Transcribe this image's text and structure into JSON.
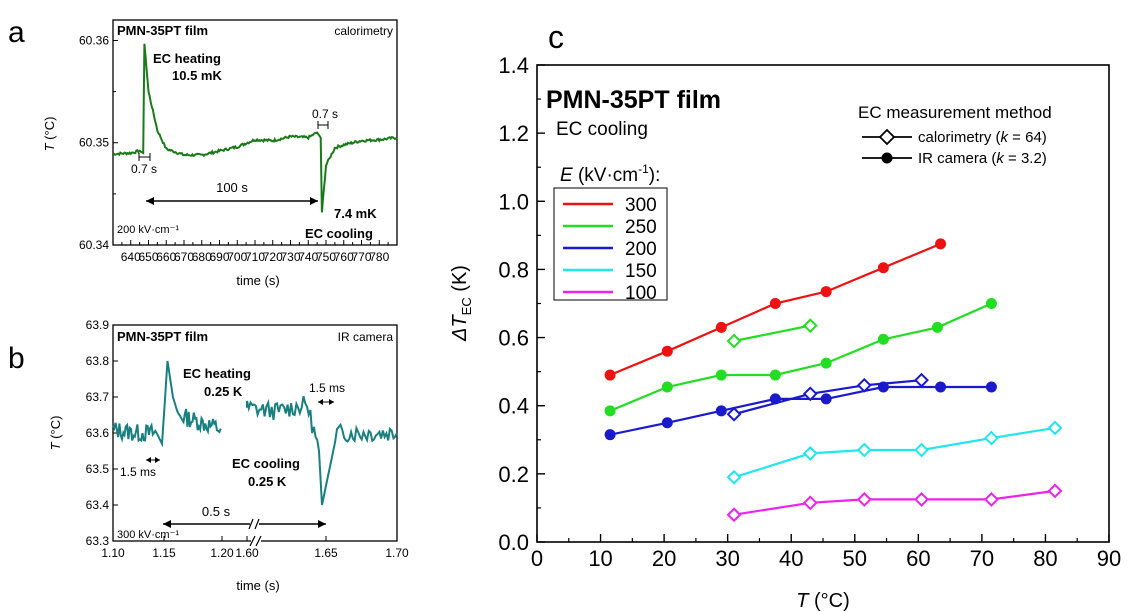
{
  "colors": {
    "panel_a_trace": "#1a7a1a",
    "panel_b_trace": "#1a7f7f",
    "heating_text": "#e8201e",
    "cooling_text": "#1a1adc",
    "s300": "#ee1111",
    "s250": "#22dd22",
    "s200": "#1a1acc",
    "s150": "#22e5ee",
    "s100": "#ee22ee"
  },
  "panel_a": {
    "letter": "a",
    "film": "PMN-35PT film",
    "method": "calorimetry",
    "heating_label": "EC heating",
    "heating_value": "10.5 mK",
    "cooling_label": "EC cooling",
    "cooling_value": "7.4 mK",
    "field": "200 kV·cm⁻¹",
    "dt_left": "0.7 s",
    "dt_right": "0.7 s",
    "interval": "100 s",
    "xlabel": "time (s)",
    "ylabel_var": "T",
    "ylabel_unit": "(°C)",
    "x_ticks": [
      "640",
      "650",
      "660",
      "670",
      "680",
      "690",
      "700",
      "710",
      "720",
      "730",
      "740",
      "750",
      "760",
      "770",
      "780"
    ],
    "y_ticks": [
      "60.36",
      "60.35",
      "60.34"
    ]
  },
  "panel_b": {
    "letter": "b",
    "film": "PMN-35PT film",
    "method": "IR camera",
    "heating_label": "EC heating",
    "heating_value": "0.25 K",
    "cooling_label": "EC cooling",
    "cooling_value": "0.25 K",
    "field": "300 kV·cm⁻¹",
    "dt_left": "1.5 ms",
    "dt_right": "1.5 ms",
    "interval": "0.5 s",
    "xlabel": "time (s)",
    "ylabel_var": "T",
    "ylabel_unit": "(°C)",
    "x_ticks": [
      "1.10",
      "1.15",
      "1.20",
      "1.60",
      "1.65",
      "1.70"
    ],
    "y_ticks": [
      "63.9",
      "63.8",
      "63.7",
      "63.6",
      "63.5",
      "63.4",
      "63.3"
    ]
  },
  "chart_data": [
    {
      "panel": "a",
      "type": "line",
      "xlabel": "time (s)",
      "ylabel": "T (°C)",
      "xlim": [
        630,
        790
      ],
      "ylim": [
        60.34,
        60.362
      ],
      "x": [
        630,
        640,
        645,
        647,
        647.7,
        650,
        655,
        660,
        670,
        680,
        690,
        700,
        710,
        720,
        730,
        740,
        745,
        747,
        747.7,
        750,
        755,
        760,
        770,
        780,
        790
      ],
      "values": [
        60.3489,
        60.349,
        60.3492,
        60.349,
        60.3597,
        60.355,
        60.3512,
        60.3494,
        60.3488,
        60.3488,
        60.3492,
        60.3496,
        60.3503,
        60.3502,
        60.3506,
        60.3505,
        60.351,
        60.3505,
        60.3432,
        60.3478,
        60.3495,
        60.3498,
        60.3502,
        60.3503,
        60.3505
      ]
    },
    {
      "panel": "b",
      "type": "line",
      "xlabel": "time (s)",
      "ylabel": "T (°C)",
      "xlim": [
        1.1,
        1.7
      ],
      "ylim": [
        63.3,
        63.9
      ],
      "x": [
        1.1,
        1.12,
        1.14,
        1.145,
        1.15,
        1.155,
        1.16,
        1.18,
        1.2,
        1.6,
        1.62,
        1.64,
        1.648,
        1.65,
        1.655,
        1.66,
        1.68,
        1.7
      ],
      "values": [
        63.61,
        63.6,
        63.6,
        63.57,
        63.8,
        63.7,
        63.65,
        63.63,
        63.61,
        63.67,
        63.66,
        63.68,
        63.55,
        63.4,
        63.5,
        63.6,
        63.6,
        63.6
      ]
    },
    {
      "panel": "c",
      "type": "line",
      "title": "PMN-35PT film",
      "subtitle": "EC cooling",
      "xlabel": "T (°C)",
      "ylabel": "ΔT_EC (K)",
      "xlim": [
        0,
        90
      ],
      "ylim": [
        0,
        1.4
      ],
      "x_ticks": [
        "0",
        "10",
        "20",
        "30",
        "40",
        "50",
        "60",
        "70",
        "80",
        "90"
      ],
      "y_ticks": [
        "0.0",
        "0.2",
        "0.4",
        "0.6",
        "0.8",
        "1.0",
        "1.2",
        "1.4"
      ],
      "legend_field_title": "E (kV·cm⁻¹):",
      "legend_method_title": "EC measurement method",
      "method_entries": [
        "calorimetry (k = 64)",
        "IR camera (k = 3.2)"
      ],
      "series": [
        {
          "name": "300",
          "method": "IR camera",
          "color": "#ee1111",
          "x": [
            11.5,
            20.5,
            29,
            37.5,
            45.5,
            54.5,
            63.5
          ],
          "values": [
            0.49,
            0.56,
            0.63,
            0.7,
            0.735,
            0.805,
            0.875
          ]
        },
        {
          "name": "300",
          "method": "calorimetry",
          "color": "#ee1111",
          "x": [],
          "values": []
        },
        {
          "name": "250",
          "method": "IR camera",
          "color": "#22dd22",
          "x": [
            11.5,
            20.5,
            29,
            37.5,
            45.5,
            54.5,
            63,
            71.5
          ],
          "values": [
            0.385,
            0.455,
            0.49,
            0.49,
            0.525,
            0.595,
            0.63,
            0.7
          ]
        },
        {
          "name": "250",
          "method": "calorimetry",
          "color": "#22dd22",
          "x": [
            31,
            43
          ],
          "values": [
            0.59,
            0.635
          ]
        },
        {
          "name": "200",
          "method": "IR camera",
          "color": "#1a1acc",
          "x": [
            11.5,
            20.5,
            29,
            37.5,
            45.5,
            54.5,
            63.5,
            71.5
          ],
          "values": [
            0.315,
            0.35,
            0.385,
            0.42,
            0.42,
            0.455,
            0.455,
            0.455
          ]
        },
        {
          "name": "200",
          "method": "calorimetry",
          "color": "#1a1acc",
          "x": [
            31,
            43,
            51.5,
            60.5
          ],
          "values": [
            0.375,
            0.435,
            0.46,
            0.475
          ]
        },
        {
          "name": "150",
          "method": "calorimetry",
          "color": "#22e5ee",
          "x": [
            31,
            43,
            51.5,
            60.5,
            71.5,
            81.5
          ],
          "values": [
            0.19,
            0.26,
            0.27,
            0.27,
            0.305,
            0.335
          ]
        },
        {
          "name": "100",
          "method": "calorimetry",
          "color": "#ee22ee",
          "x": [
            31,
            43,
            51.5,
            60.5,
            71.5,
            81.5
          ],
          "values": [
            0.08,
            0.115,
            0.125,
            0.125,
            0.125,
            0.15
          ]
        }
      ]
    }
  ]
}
○ ○ ○ ○ ○
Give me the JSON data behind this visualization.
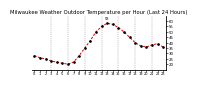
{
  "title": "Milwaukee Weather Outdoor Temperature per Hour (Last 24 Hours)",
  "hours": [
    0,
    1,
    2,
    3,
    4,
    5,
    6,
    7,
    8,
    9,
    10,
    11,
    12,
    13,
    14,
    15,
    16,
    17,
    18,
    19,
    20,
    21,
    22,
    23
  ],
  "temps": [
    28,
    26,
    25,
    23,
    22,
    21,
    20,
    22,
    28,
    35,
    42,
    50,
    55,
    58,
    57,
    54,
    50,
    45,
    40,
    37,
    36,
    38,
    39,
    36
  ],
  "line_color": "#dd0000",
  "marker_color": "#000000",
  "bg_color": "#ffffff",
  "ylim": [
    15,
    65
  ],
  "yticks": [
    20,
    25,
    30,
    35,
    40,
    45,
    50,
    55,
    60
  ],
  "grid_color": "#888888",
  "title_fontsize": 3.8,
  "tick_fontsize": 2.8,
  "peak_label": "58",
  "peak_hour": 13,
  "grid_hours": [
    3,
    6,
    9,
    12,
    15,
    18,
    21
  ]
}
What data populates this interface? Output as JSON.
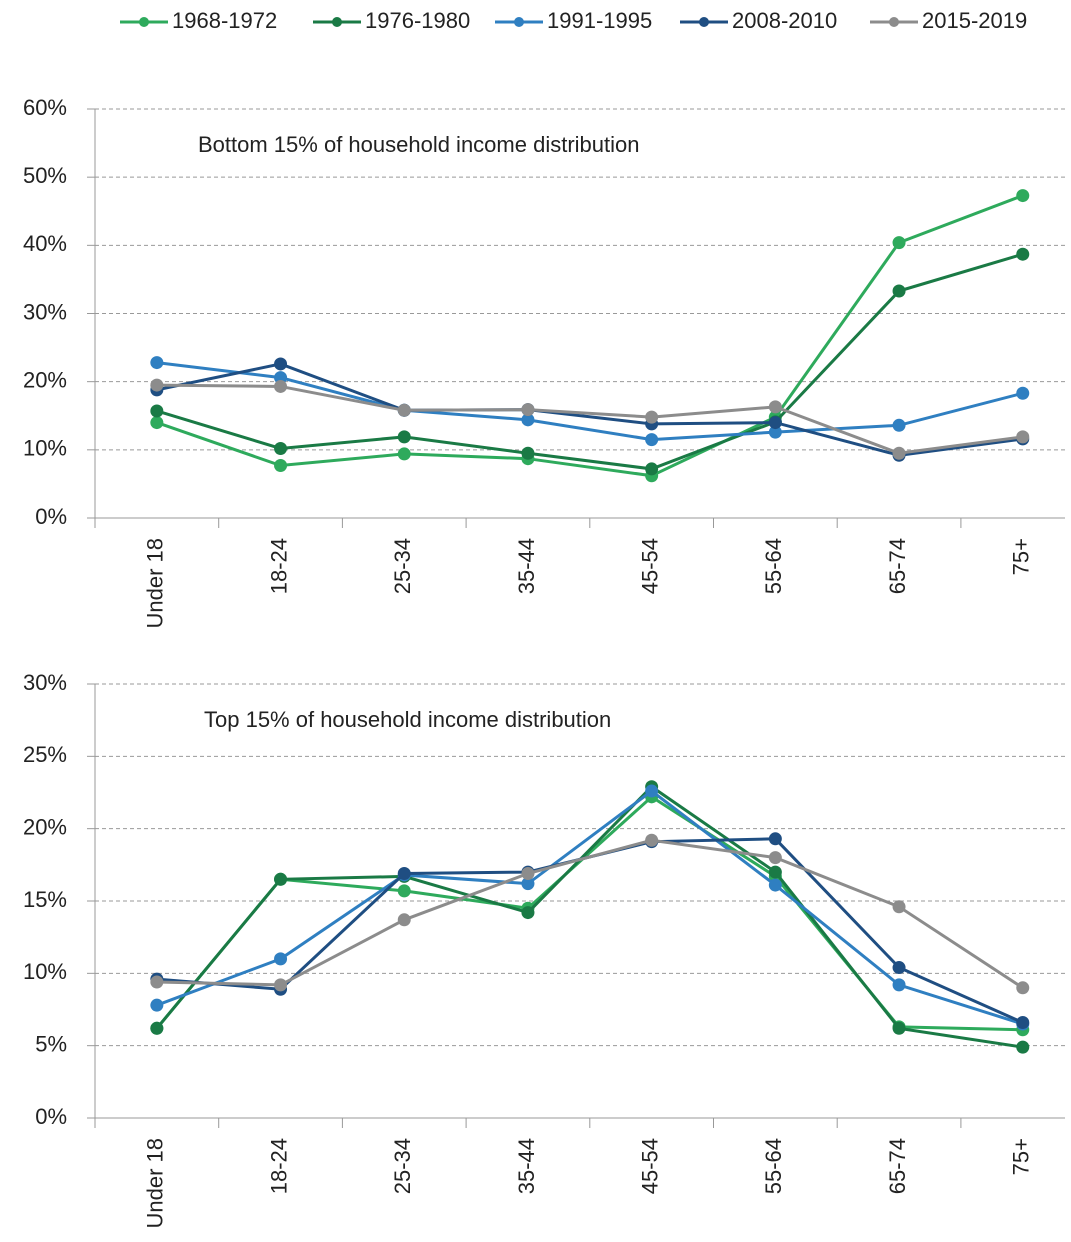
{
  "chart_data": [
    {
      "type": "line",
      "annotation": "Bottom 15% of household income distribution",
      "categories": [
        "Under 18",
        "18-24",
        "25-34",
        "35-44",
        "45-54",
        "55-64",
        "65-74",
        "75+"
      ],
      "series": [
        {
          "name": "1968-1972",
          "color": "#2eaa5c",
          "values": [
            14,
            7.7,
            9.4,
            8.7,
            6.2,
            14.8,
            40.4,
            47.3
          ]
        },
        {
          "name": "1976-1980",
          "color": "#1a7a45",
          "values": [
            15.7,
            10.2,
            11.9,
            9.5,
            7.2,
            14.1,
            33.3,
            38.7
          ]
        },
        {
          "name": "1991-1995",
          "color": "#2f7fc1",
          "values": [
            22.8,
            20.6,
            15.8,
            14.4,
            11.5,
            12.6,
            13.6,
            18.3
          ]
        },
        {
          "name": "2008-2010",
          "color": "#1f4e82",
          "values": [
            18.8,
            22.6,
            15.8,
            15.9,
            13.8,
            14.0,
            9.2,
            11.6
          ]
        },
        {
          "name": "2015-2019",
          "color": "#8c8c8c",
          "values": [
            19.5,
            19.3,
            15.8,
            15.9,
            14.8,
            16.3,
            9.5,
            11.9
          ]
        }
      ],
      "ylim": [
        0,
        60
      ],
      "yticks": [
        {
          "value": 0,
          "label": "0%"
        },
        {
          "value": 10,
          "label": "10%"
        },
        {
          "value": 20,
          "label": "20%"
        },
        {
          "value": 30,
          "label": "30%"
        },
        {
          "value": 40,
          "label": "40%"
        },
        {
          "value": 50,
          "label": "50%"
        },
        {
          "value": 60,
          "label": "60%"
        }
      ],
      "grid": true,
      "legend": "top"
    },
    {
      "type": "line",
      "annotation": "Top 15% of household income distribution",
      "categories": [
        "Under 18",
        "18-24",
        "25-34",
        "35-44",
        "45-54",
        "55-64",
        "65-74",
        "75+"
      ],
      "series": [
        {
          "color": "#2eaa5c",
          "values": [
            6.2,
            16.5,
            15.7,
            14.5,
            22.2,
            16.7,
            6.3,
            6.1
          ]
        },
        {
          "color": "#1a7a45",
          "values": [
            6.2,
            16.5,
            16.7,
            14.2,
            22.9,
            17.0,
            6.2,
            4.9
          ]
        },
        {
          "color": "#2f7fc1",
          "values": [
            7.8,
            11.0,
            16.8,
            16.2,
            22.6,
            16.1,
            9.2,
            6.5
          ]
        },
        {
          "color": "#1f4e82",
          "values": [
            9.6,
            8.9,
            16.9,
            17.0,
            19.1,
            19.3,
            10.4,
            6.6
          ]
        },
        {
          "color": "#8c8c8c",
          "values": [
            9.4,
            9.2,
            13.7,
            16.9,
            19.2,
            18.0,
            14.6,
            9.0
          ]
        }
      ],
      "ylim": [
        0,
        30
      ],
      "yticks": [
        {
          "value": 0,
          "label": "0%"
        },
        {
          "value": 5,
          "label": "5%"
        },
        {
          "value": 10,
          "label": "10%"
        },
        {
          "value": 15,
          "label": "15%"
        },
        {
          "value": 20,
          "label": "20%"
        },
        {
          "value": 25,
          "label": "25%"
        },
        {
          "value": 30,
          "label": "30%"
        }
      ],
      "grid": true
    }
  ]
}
○ ○ ○ ○ ○
Identify the lines in the entries above that contain "income", then copy them out.

> Full solution:
      "annotation": "Bottom 15% of household income distribution",
      "annotation": "Top 15% of household income distribution",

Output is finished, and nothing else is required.